[Raw records]
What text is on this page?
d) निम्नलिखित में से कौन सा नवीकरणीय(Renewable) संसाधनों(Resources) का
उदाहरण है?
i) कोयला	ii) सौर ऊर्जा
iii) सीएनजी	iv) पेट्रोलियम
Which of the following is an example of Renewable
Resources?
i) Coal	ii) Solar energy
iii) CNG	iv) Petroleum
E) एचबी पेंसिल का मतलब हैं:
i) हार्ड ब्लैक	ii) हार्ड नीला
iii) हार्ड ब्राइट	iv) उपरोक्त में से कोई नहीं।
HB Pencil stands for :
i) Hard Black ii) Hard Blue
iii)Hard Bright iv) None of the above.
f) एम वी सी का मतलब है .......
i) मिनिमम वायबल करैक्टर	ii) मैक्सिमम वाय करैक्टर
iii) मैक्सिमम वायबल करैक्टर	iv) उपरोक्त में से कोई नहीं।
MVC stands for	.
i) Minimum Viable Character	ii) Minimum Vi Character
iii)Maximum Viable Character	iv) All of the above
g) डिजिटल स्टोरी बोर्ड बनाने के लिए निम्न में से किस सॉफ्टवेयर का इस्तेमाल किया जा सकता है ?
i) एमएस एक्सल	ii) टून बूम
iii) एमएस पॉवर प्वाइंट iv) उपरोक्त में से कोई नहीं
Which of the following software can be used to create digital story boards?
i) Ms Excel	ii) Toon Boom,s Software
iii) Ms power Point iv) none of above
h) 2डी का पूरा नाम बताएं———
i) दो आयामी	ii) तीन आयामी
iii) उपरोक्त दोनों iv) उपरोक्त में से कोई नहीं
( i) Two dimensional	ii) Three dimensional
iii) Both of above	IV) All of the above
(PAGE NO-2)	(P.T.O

Written instruction: Report all lines of the data above that include the string "Hard".

In response:
i) Hard Black ii) Hard Blue
iii)Hard Bright iv) None of the above.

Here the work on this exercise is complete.